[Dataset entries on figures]
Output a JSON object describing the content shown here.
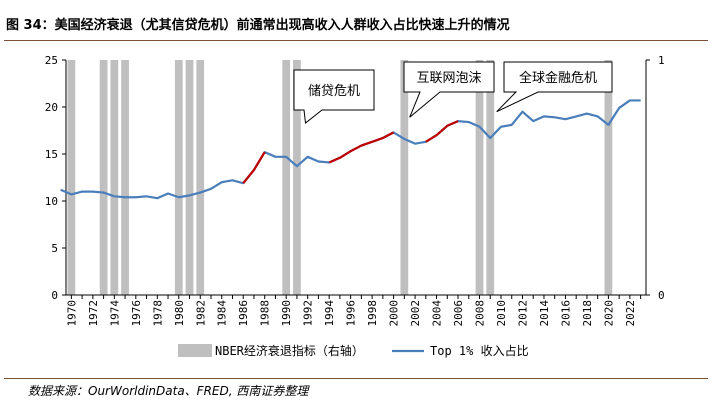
{
  "figure": {
    "title": "图 34：美国经济衰退（尤其信贷危机）前通常出现高收入人群收入占比快速上升的情况",
    "source": "数据来源：OurWorldinData、FRED, 西南证券整理"
  },
  "colors": {
    "line": "#4a7ebb",
    "highlight": "#c00000",
    "recession": "#bfbfbf",
    "rule": "#7b5138",
    "axis": "#000000"
  },
  "chart_data": {
    "type": "line",
    "title": "",
    "xlabel": "",
    "ylabel": "",
    "x_tick_labels": [
      "1970",
      "1972",
      "1974",
      "1976",
      "1978",
      "1980",
      "1982",
      "1984",
      "1986",
      "1988",
      "1990",
      "1992",
      "1994",
      "1996",
      "1998",
      "2000",
      "2002",
      "2004",
      "2006",
      "2008",
      "2010",
      "2012",
      "2014",
      "2016",
      "2018",
      "2020",
      "2022"
    ],
    "y_left": {
      "ticks": [
        0,
        5,
        10,
        15,
        20,
        25
      ],
      "ylim": [
        0,
        25
      ]
    },
    "y_right": {
      "ticks": [
        0,
        1
      ],
      "ylim": [
        0,
        1
      ]
    },
    "xlim": [
      1969.5,
      2023.5
    ],
    "grid": false,
    "legend_position": "bottom",
    "series": [
      {
        "name": "Top 1% 收入占比",
        "axis": "left",
        "x": [
          1969,
          1970,
          1971,
          1972,
          1973,
          1974,
          1975,
          1976,
          1977,
          1978,
          1979,
          1980,
          1981,
          1982,
          1983,
          1984,
          1985,
          1986,
          1987,
          1988,
          1989,
          1990,
          1991,
          1992,
          1993,
          1994,
          1995,
          1996,
          1997,
          1998,
          1999,
          2000,
          2001,
          2002,
          2003,
          2004,
          2005,
          2006,
          2007,
          2008,
          2009,
          2010,
          2011,
          2012,
          2013,
          2014,
          2015,
          2016,
          2017,
          2018,
          2019,
          2020,
          2021,
          2022,
          2023
        ],
        "y": [
          11.2,
          10.7,
          11.0,
          11.0,
          10.9,
          10.5,
          10.4,
          10.4,
          10.5,
          10.3,
          10.8,
          10.4,
          10.6,
          10.9,
          11.3,
          12.0,
          12.2,
          11.9,
          13.3,
          15.2,
          14.7,
          14.7,
          13.7,
          14.7,
          14.2,
          14.1,
          14.6,
          15.3,
          15.9,
          16.3,
          16.7,
          17.3,
          16.6,
          16.1,
          16.3,
          17.0,
          18.0,
          18.5,
          18.4,
          17.9,
          16.7,
          17.9,
          18.1,
          19.5,
          18.5,
          19.0,
          18.9,
          18.7,
          19.0,
          19.3,
          19.0,
          18.1,
          19.9,
          20.7,
          20.7
        ]
      },
      {
        "name": "NBER经济衰退指标（右轴）",
        "axis": "right",
        "type": "bar",
        "values": [
          {
            "x": 1970,
            "value": 1
          },
          {
            "x": 1973,
            "value": 1
          },
          {
            "x": 1974,
            "value": 1
          },
          {
            "x": 1975,
            "value": 1
          },
          {
            "x": 1980,
            "value": 1
          },
          {
            "x": 1981,
            "value": 1
          },
          {
            "x": 1982,
            "value": 1
          },
          {
            "x": 1990,
            "value": 1
          },
          {
            "x": 1991,
            "value": 1
          },
          {
            "x": 2001,
            "value": 1
          },
          {
            "x": 2008,
            "value": 1
          },
          {
            "x": 2009,
            "value": 1
          },
          {
            "x": 2020,
            "value": 1
          }
        ]
      }
    ],
    "highlight_segments": [
      {
        "from": 1986,
        "to": 1988
      },
      {
        "from": 1994,
        "to": 2000
      },
      {
        "from": 2003,
        "to": 2006
      }
    ],
    "annotations": [
      {
        "text": "储贷危机",
        "target_x": 1991.8,
        "target_y": 18.3
      },
      {
        "text": "互联网泡沫",
        "target_x": 2001.5,
        "target_y": 18.9
      },
      {
        "text": "全球金融危机",
        "target_x": 2009.6,
        "target_y": 19.5
      }
    ],
    "legend": [
      {
        "label": "NBER经济衰退指标（右轴）",
        "kind": "bar"
      },
      {
        "label": "Top 1% 收入占比",
        "kind": "line"
      }
    ]
  }
}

Given exercise: The entries above are to be returned exactly, without their pictures.

The response:
Output a JSON object describing the content shown here.
{
  "figure": {
    "title": "图 34：美国经济衰退（尤其信贷危机）前通常出现高收入人群收入占比快速上升的情况",
    "source": "数据来源：OurWorldinData、FRED, 西南证券整理"
  },
  "colors": {
    "line": "#4a7ebb",
    "highlight": "#c00000",
    "recession": "#bfbfbf",
    "rule": "#7b5138",
    "axis": "#000000"
  },
  "chart_data": {
    "type": "line",
    "title": "",
    "xlabel": "",
    "ylabel": "",
    "x_tick_labels": [
      "1970",
      "1972",
      "1974",
      "1976",
      "1978",
      "1980",
      "1982",
      "1984",
      "1986",
      "1988",
      "1990",
      "1992",
      "1994",
      "1996",
      "1998",
      "2000",
      "2002",
      "2004",
      "2006",
      "2008",
      "2010",
      "2012",
      "2014",
      "2016",
      "2018",
      "2020",
      "2022"
    ],
    "y_left": {
      "ticks": [
        0,
        5,
        10,
        15,
        20,
        25
      ],
      "ylim": [
        0,
        25
      ]
    },
    "y_right": {
      "ticks": [
        0,
        1
      ],
      "ylim": [
        0,
        1
      ]
    },
    "xlim": [
      1969.5,
      2023.5
    ],
    "grid": false,
    "legend_position": "bottom",
    "series": [
      {
        "name": "Top 1% 收入占比",
        "axis": "left",
        "x": [
          1969,
          1970,
          1971,
          1972,
          1973,
          1974,
          1975,
          1976,
          1977,
          1978,
          1979,
          1980,
          1981,
          1982,
          1983,
          1984,
          1985,
          1986,
          1987,
          1988,
          1989,
          1990,
          1991,
          1992,
          1993,
          1994,
          1995,
          1996,
          1997,
          1998,
          1999,
          2000,
          2001,
          2002,
          2003,
          2004,
          2005,
          2006,
          2007,
          2008,
          2009,
          2010,
          2011,
          2012,
          2013,
          2014,
          2015,
          2016,
          2017,
          2018,
          2019,
          2020,
          2021,
          2022,
          2023
        ],
        "y": [
          11.2,
          10.7,
          11.0,
          11.0,
          10.9,
          10.5,
          10.4,
          10.4,
          10.5,
          10.3,
          10.8,
          10.4,
          10.6,
          10.9,
          11.3,
          12.0,
          12.2,
          11.9,
          13.3,
          15.2,
          14.7,
          14.7,
          13.7,
          14.7,
          14.2,
          14.1,
          14.6,
          15.3,
          15.9,
          16.3,
          16.7,
          17.3,
          16.6,
          16.1,
          16.3,
          17.0,
          18.0,
          18.5,
          18.4,
          17.9,
          16.7,
          17.9,
          18.1,
          19.5,
          18.5,
          19.0,
          18.9,
          18.7,
          19.0,
          19.3,
          19.0,
          18.1,
          19.9,
          20.7,
          20.7
        ]
      },
      {
        "name": "NBER经济衰退指标（右轴）",
        "axis": "right",
        "type": "bar",
        "values": [
          {
            "x": 1970,
            "value": 1
          },
          {
            "x": 1973,
            "value": 1
          },
          {
            "x": 1974,
            "value": 1
          },
          {
            "x": 1975,
            "value": 1
          },
          {
            "x": 1980,
            "value": 1
          },
          {
            "x": 1981,
            "value": 1
          },
          {
            "x": 1982,
            "value": 1
          },
          {
            "x": 1990,
            "value": 1
          },
          {
            "x": 1991,
            "value": 1
          },
          {
            "x": 2001,
            "value": 1
          },
          {
            "x": 2008,
            "value": 1
          },
          {
            "x": 2009,
            "value": 1
          },
          {
            "x": 2020,
            "value": 1
          }
        ]
      }
    ],
    "highlight_segments": [
      {
        "from": 1986,
        "to": 1988
      },
      {
        "from": 1994,
        "to": 2000
      },
      {
        "from": 2003,
        "to": 2006
      }
    ],
    "annotations": [
      {
        "text": "储贷危机",
        "target_x": 1991.8,
        "target_y": 18.3
      },
      {
        "text": "互联网泡沫",
        "target_x": 2001.5,
        "target_y": 18.9
      },
      {
        "text": "全球金融危机",
        "target_x": 2009.6,
        "target_y": 19.5
      }
    ],
    "legend": [
      {
        "label": "NBER经济衰退指标（右轴）",
        "kind": "bar"
      },
      {
        "label": "Top 1% 收入占比",
        "kind": "line"
      }
    ]
  }
}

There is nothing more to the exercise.